▸ **SHORT EXERCISE**: Go through the entries below and copy each line containing the word "internet".

[Figure data in JSON]
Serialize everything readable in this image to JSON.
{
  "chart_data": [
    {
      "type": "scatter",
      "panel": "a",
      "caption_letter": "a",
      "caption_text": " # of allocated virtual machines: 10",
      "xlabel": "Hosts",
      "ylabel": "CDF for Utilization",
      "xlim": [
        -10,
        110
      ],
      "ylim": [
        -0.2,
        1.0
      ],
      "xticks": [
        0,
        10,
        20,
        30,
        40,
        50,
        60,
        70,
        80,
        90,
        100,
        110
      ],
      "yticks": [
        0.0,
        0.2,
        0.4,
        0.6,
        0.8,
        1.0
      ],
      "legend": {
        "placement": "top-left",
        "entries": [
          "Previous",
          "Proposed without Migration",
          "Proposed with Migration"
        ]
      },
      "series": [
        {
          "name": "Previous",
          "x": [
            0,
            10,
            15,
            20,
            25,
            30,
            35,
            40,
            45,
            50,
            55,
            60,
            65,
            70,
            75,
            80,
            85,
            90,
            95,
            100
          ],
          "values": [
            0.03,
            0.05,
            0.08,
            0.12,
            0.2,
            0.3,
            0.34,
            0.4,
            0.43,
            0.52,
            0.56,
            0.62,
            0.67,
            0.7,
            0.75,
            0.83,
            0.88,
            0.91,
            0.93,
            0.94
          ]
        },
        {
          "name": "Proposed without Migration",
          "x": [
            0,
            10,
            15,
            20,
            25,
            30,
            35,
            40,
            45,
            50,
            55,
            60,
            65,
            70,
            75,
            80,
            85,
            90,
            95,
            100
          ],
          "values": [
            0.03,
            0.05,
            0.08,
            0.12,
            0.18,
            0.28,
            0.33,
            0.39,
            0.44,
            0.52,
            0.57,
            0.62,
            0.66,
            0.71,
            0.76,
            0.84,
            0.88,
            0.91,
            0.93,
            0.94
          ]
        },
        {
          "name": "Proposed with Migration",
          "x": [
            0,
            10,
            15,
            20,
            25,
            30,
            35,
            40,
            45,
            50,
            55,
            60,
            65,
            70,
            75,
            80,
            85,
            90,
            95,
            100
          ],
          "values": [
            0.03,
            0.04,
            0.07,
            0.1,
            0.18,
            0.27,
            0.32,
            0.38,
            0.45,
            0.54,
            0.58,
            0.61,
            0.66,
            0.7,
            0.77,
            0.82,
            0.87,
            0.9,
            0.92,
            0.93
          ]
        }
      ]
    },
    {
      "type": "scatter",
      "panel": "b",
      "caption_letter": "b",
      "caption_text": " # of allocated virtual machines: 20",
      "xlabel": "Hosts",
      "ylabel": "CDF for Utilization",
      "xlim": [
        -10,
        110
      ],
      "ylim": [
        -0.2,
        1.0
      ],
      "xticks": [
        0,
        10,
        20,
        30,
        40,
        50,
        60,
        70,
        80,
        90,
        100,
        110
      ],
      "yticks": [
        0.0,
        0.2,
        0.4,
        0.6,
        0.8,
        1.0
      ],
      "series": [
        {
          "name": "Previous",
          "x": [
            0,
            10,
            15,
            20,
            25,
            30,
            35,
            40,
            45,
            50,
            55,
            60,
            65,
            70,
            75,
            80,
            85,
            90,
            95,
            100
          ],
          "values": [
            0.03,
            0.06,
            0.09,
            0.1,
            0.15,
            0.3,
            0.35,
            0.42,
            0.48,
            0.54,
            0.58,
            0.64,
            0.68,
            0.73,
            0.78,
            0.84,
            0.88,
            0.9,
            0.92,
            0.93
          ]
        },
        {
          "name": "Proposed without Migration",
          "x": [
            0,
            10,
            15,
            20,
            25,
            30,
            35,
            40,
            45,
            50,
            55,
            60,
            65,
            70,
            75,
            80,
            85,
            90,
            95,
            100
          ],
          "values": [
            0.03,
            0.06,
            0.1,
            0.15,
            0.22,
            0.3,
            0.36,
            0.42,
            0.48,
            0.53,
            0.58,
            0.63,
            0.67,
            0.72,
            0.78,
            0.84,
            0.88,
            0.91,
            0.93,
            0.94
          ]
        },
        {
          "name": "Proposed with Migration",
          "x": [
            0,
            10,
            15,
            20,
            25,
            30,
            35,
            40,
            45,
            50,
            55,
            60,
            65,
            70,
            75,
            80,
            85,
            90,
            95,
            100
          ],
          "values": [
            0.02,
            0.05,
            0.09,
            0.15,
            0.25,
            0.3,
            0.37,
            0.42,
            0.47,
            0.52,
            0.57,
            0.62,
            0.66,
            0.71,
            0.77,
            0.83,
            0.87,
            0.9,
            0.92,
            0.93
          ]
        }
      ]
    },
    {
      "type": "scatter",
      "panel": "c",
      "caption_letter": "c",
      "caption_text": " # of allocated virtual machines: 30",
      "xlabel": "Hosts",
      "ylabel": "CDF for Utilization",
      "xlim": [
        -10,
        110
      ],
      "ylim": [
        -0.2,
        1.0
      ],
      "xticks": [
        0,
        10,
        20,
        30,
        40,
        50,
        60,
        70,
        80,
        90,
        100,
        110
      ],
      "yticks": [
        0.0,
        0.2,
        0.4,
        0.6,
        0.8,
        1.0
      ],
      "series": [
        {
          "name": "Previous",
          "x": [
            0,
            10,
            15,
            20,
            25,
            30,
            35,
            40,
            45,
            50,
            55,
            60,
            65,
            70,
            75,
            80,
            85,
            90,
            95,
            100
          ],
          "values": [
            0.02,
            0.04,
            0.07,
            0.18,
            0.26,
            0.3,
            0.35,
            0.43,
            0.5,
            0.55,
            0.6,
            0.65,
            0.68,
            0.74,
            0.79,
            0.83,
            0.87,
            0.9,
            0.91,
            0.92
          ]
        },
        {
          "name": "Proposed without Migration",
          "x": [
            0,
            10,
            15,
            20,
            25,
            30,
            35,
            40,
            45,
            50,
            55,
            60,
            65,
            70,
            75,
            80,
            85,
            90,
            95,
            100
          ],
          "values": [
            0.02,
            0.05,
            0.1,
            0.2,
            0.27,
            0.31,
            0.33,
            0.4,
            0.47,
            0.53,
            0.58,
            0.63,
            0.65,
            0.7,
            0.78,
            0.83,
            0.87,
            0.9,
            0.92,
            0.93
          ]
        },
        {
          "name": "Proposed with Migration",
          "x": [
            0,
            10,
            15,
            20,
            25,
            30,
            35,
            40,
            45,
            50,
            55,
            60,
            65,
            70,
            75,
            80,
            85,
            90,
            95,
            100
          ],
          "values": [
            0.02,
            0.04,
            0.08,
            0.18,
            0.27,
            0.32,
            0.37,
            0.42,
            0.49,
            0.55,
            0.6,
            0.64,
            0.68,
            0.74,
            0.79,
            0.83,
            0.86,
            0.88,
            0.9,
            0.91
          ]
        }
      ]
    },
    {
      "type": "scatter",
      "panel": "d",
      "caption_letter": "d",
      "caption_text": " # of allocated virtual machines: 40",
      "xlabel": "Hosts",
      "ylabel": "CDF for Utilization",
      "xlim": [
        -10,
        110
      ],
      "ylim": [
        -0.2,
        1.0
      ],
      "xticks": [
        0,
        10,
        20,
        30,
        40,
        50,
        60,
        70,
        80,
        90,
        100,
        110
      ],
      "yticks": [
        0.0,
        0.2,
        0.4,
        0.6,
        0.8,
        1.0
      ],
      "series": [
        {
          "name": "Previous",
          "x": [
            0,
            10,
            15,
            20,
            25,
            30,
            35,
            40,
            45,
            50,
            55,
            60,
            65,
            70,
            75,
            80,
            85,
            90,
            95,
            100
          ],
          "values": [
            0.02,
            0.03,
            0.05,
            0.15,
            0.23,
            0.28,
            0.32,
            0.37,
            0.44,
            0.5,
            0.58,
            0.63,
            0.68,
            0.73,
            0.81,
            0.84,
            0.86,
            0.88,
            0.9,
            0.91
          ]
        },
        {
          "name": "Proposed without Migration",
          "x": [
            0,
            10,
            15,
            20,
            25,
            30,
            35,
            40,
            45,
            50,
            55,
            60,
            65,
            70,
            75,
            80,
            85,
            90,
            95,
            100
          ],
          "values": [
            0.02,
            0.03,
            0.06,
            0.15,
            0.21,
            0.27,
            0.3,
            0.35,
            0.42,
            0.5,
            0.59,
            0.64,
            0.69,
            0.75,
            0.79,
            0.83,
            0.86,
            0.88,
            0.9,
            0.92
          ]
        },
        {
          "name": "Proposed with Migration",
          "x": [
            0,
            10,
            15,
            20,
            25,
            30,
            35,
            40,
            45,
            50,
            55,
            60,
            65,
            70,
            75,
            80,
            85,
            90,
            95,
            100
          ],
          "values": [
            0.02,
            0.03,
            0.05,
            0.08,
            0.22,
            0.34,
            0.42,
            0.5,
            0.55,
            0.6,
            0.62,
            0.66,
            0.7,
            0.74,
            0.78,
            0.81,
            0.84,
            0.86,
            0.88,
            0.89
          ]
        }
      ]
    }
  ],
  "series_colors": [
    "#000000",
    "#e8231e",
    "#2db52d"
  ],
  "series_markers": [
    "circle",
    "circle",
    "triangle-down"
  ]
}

* * *

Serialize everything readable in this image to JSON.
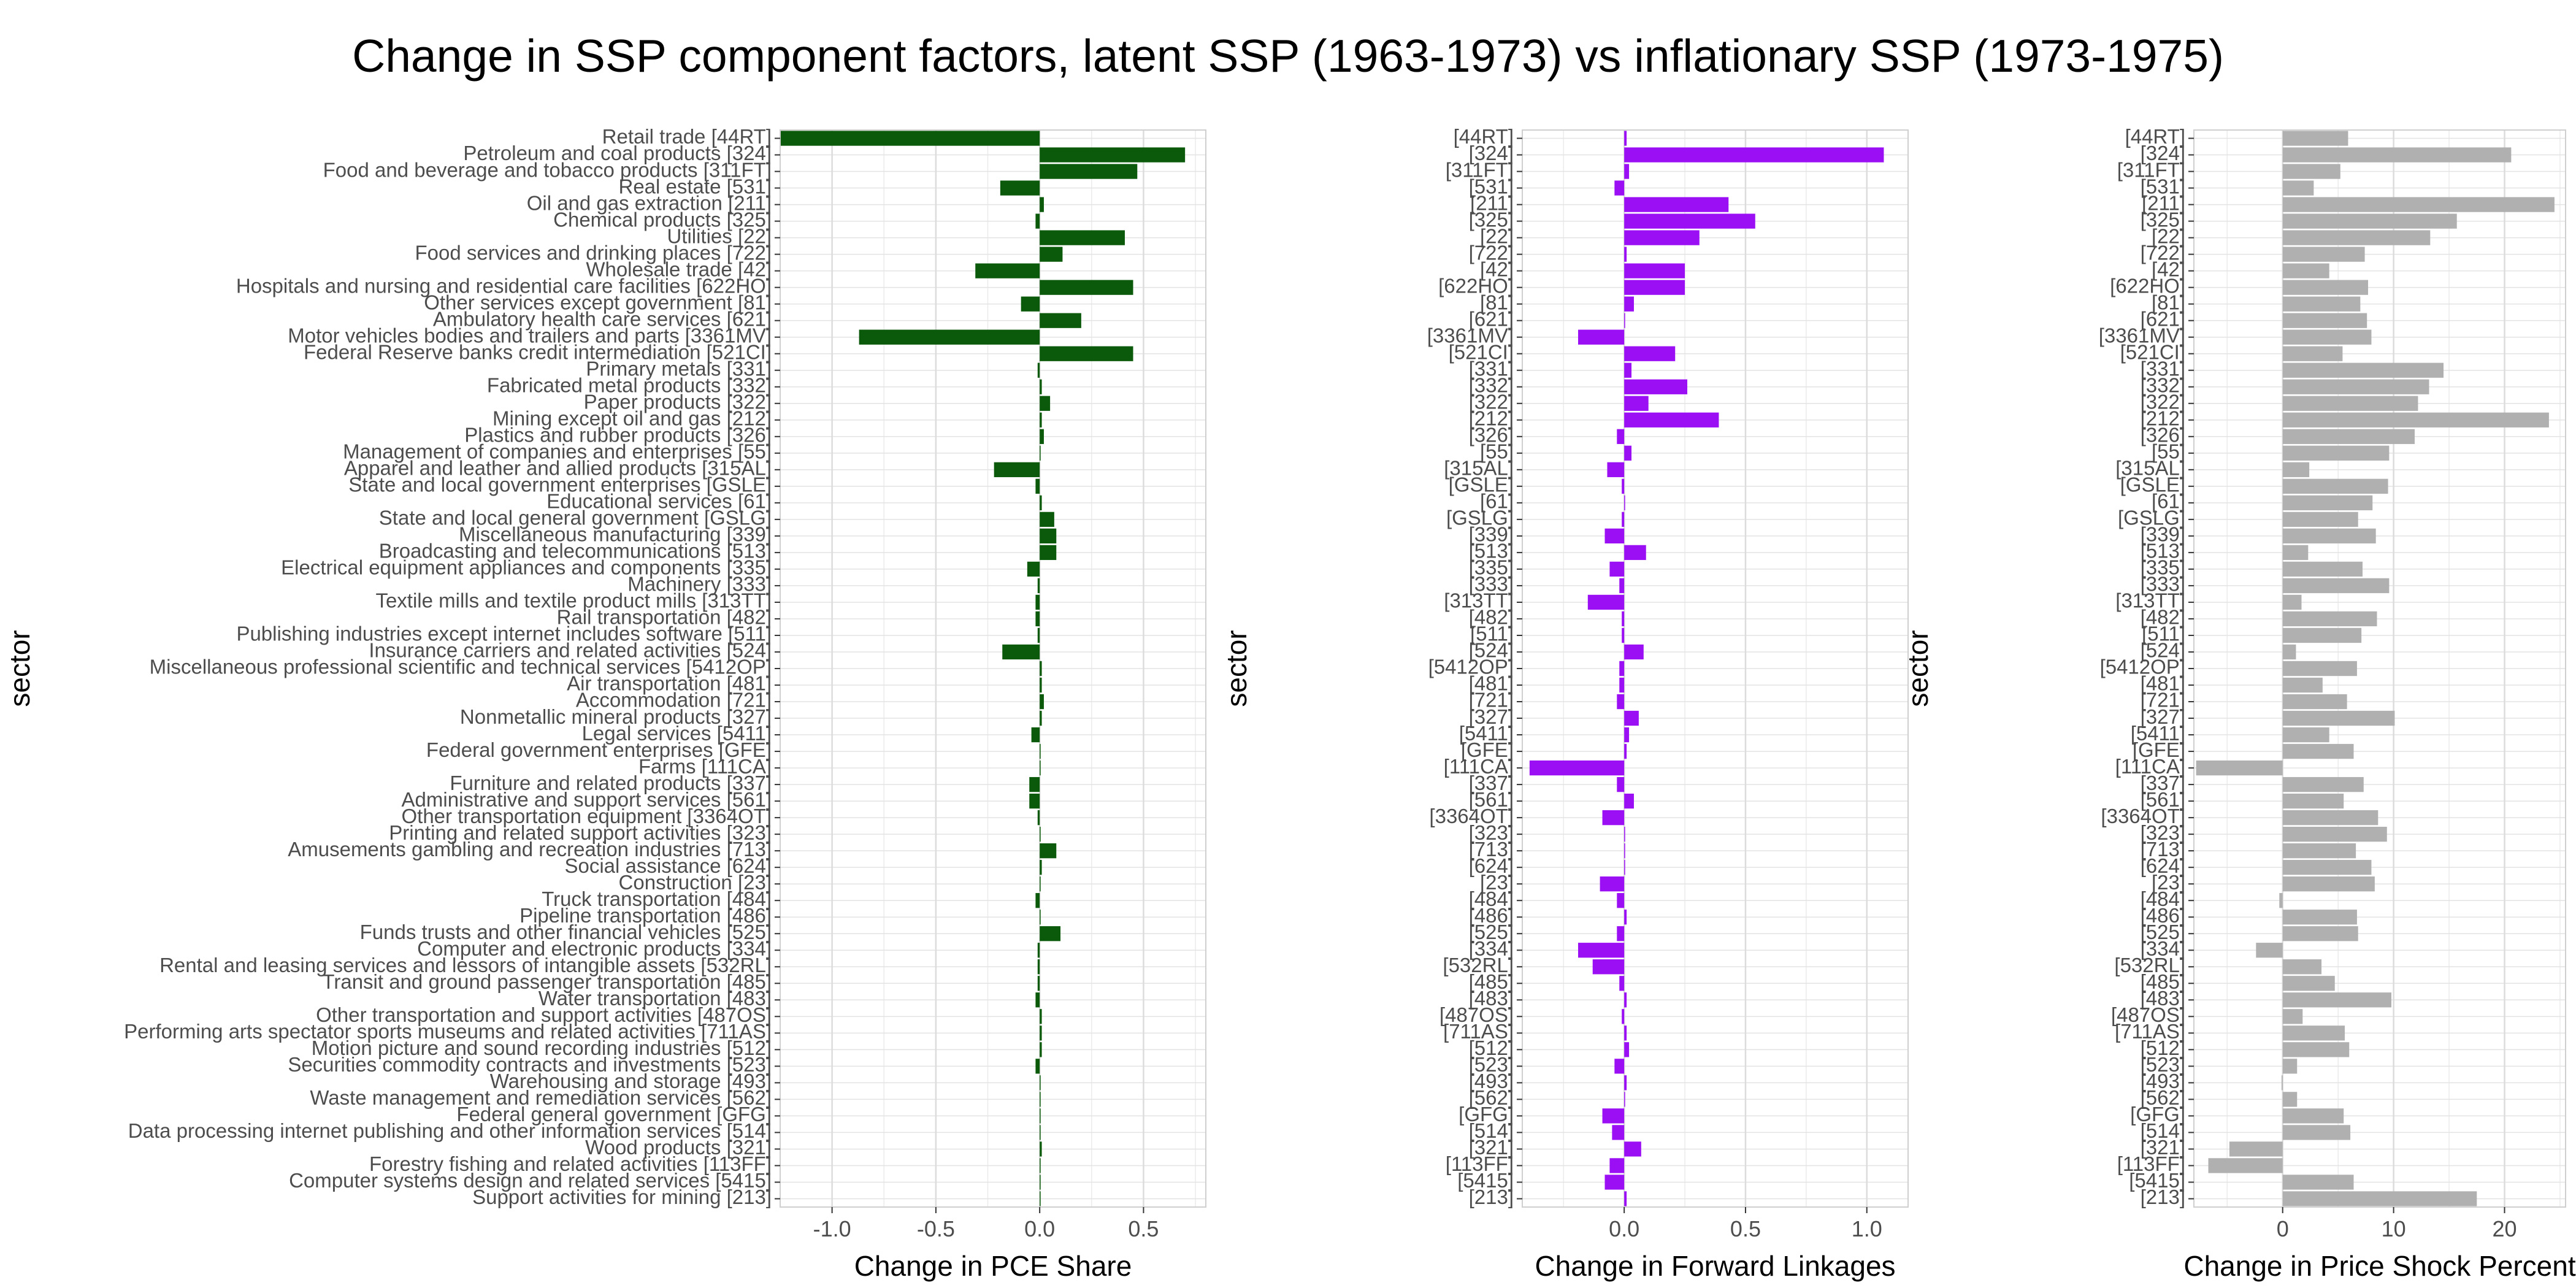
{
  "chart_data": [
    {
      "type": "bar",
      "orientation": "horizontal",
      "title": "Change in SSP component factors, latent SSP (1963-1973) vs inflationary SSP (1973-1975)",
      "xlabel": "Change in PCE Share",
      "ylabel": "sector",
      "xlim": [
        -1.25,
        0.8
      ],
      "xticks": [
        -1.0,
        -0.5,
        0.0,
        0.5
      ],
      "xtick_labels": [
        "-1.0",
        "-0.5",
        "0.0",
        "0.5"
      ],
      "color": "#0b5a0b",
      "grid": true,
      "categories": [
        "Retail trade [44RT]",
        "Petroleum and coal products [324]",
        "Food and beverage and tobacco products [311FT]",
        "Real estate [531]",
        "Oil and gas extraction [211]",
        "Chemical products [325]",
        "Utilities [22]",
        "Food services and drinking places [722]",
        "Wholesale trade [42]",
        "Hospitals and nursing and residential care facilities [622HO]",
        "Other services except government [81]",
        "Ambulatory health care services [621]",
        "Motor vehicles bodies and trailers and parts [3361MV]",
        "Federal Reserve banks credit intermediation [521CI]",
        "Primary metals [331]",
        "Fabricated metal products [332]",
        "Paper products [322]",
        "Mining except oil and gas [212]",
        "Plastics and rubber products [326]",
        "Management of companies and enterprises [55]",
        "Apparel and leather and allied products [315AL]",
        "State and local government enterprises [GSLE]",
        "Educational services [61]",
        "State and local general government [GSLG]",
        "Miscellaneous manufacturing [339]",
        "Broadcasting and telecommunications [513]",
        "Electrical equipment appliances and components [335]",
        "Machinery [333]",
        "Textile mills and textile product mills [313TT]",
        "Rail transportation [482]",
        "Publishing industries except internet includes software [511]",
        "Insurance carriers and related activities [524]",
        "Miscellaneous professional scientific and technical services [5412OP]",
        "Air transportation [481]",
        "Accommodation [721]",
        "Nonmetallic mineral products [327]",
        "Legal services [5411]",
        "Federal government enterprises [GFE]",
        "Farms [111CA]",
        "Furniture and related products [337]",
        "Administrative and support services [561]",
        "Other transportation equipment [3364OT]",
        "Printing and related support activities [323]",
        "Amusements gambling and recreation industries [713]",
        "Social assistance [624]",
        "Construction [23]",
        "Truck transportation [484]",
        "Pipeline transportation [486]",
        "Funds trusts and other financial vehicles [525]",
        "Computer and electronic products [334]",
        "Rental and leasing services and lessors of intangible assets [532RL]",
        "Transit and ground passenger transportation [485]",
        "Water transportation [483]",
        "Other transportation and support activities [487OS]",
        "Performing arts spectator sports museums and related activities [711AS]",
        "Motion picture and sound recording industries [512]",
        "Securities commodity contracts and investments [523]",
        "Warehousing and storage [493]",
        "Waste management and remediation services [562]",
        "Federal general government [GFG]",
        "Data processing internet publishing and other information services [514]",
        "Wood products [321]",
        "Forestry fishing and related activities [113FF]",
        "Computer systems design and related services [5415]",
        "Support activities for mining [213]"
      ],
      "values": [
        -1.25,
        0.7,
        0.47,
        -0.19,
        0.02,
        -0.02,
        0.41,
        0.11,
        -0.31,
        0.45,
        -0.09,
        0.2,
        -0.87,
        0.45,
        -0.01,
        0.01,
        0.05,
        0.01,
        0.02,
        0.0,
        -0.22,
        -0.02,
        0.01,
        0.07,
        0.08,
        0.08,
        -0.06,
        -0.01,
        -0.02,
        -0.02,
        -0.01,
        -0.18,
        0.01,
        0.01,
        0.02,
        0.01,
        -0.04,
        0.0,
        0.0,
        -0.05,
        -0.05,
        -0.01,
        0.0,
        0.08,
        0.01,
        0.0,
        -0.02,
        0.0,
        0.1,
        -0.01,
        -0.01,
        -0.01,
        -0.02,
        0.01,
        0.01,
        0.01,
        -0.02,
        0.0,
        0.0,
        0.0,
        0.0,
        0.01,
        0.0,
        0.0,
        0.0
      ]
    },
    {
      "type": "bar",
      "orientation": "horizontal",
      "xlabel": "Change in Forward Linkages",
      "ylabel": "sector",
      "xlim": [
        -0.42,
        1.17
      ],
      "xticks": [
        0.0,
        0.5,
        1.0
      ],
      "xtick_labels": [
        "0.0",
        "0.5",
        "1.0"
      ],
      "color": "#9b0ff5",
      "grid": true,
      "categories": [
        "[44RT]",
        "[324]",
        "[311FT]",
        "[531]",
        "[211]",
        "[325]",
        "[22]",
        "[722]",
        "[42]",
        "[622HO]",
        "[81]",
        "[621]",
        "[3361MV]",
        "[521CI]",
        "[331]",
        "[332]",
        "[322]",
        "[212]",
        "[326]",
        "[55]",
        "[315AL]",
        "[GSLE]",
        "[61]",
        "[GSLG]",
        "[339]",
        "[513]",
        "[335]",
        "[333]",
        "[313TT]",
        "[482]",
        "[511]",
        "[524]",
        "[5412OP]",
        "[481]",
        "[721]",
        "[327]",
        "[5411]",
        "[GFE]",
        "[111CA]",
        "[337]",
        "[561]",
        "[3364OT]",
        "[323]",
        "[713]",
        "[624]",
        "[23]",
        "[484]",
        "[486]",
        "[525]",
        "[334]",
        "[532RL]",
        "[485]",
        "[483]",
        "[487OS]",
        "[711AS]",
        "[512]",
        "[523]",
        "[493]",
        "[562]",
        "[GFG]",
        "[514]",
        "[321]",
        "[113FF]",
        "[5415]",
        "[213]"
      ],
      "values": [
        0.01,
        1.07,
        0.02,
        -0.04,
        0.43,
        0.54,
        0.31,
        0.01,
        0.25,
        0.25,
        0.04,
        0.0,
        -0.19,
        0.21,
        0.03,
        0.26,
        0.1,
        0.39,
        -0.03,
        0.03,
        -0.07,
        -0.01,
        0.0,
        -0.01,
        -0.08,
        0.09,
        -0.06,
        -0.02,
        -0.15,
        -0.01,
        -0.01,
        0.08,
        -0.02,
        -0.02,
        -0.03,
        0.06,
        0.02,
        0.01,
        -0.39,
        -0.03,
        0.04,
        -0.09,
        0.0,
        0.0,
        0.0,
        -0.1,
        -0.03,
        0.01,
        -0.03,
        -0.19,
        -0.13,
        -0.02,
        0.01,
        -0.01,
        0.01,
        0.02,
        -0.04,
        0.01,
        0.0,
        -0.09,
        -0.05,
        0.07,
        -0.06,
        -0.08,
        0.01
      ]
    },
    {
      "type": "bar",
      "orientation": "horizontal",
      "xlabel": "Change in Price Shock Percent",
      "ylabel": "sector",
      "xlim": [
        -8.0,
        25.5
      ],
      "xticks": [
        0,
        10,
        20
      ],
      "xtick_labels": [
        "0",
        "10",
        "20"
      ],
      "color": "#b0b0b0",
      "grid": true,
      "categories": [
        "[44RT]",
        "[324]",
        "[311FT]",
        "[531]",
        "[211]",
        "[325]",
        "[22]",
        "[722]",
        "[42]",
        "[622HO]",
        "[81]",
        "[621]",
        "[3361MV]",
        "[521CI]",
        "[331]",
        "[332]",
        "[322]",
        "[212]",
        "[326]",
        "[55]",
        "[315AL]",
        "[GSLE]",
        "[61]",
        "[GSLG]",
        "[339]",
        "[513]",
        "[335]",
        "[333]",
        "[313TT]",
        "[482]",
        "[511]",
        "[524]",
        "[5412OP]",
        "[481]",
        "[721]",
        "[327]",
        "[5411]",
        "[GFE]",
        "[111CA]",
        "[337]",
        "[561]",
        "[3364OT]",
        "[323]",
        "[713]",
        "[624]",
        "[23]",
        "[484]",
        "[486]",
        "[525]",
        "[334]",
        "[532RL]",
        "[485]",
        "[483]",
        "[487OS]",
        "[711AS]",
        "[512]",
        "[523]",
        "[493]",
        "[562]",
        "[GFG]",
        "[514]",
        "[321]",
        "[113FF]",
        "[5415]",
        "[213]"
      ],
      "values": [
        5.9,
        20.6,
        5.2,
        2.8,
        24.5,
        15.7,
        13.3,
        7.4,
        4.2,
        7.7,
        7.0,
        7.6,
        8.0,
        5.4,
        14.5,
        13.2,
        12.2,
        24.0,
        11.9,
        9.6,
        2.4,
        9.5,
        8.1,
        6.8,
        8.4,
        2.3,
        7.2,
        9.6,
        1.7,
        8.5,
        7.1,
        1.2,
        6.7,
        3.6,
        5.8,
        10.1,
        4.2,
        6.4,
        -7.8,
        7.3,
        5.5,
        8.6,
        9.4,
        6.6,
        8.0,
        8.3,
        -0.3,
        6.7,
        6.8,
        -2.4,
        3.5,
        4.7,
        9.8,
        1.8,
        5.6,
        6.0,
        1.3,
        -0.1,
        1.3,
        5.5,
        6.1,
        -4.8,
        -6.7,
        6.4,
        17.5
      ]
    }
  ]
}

▸ **COMPLETED TASK**:
        "Publishing industries except internet includes software [511]",
        "Data processing internet publishing and other information services [514]",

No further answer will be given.